— START OF Material —

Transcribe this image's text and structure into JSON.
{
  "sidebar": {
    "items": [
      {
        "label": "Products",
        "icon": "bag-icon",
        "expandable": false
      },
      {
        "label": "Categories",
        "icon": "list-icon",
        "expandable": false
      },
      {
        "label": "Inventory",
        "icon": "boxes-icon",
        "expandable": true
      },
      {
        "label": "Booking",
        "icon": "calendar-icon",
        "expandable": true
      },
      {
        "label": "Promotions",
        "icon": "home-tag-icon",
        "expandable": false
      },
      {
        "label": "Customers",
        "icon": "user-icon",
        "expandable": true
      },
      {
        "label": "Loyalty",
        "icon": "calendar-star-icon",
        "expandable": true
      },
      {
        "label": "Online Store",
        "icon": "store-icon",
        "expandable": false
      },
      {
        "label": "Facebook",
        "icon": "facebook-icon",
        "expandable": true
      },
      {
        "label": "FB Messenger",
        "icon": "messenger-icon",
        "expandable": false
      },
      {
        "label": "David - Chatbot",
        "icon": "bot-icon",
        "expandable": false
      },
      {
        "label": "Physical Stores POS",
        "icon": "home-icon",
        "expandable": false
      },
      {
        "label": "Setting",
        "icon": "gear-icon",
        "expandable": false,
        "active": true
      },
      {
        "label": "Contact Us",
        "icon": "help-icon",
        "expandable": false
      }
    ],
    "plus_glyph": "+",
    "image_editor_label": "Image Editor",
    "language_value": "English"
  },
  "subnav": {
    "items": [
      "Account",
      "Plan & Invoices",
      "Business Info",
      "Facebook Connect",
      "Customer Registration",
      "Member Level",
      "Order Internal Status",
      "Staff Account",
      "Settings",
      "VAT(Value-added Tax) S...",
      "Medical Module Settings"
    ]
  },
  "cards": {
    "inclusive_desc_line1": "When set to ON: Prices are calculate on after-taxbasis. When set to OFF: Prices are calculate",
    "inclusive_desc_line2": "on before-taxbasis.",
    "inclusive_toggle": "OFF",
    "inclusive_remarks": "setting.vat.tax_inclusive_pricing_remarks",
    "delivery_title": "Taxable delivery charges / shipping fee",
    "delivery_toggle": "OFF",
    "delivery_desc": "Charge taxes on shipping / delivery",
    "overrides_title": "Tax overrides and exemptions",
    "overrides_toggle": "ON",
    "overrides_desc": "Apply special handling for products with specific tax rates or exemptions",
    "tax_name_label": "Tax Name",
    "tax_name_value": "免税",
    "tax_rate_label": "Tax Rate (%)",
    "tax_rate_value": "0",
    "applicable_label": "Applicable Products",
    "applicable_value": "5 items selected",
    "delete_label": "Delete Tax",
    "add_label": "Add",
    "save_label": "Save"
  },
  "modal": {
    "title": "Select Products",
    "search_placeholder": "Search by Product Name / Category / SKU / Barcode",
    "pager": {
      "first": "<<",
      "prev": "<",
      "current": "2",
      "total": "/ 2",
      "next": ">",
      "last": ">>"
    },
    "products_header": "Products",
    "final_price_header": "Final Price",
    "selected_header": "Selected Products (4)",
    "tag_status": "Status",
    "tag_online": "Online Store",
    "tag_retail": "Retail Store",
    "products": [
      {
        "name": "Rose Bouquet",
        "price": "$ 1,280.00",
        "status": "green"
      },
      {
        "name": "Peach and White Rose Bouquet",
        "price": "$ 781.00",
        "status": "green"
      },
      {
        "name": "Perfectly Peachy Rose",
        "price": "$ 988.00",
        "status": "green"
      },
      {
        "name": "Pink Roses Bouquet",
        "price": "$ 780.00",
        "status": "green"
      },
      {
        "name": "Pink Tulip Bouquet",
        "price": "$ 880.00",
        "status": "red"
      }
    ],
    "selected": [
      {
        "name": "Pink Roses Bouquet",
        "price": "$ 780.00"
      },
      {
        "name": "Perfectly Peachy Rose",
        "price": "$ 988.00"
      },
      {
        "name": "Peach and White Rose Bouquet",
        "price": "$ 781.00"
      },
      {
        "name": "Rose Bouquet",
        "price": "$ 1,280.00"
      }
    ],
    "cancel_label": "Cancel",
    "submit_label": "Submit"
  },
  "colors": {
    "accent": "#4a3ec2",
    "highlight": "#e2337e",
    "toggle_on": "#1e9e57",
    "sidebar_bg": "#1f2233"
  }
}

— END OF Material —

◆ The request ◆
Return what is listed above, exactly and completely.

◆ Completed task ◆
Transcribe this image's text and structure into JSON.
{
  "sidebar": {
    "items": [
      {
        "label": "Products",
        "icon": "bag-icon",
        "expandable": false
      },
      {
        "label": "Categories",
        "icon": "list-icon",
        "expandable": false
      },
      {
        "label": "Inventory",
        "icon": "boxes-icon",
        "expandable": true
      },
      {
        "label": "Booking",
        "icon": "calendar-icon",
        "expandable": true
      },
      {
        "label": "Promotions",
        "icon": "home-tag-icon",
        "expandable": false
      },
      {
        "label": "Customers",
        "icon": "user-icon",
        "expandable": true
      },
      {
        "label": "Loyalty",
        "icon": "calendar-star-icon",
        "expandable": true
      },
      {
        "label": "Online Store",
        "icon": "store-icon",
        "expandable": false
      },
      {
        "label": "Facebook",
        "icon": "facebook-icon",
        "expandable": true
      },
      {
        "label": "FB Messenger",
        "icon": "messenger-icon",
        "expandable": false
      },
      {
        "label": "David - Chatbot",
        "icon": "bot-icon",
        "expandable": false
      },
      {
        "label": "Physical Stores POS",
        "icon": "home-icon",
        "expandable": false
      },
      {
        "label": "Setting",
        "icon": "gear-icon",
        "expandable": false,
        "active": true
      },
      {
        "label": "Contact Us",
        "icon": "help-icon",
        "expandable": false
      }
    ],
    "plus_glyph": "+",
    "image_editor_label": "Image Editor",
    "language_value": "English"
  },
  "subnav": {
    "items": [
      "Account",
      "Plan & Invoices",
      "Business Info",
      "Facebook Connect",
      "Customer Registration",
      "Member Level",
      "Order Internal Status",
      "Staff Account",
      "Settings",
      "VAT(Value-added Tax) S...",
      "Medical Module Settings"
    ]
  },
  "cards": {
    "inclusive_desc_line1": "When set to ON: Prices are calculate on after-taxbasis. When set to OFF: Prices are calculate",
    "inclusive_desc_line2": "on before-taxbasis.",
    "inclusive_toggle": "OFF",
    "inclusive_remarks": "setting.vat.tax_inclusive_pricing_remarks",
    "delivery_title": "Taxable delivery charges / shipping fee",
    "delivery_toggle": "OFF",
    "delivery_desc": "Charge taxes on shipping / delivery",
    "overrides_title": "Tax overrides and exemptions",
    "overrides_toggle": "ON",
    "overrides_desc": "Apply special handling for products with specific tax rates or exemptions",
    "tax_name_label": "Tax Name",
    "tax_name_value": "免税",
    "tax_rate_label": "Tax Rate (%)",
    "tax_rate_value": "0",
    "applicable_label": "Applicable Products",
    "applicable_value": "5 items selected",
    "delete_label": "Delete Tax",
    "add_label": "Add",
    "save_label": "Save"
  },
  "modal": {
    "title": "Select Products",
    "search_placeholder": "Search by Product Name / Category / SKU / Barcode",
    "pager": {
      "first": "<<",
      "prev": "<",
      "current": "2",
      "total": "/ 2",
      "next": ">",
      "last": ">>"
    },
    "products_header": "Products",
    "final_price_header": "Final Price",
    "selected_header": "Selected Products (4)",
    "tag_status": "Status",
    "tag_online": "Online Store",
    "tag_retail": "Retail Store",
    "products": [
      {
        "name": "Rose Bouquet",
        "price": "$ 1,280.00",
        "status": "green"
      },
      {
        "name": "Peach and White Rose Bouquet",
        "price": "$ 781.00",
        "status": "green"
      },
      {
        "name": "Perfectly Peachy Rose",
        "price": "$ 988.00",
        "status": "green"
      },
      {
        "name": "Pink Roses Bouquet",
        "price": "$ 780.00",
        "status": "green"
      },
      {
        "name": "Pink Tulip Bouquet",
        "price": "$ 880.00",
        "status": "red"
      }
    ],
    "selected": [
      {
        "name": "Pink Roses Bouquet",
        "price": "$ 780.00"
      },
      {
        "name": "Perfectly Peachy Rose",
        "price": "$ 988.00"
      },
      {
        "name": "Peach and White Rose Bouquet",
        "price": "$ 781.00"
      },
      {
        "name": "Rose Bouquet",
        "price": "$ 1,280.00"
      }
    ],
    "cancel_label": "Cancel",
    "submit_label": "Submit"
  },
  "colors": {
    "accent": "#4a3ec2",
    "highlight": "#e2337e",
    "toggle_on": "#1e9e57",
    "sidebar_bg": "#1f2233"
  }
}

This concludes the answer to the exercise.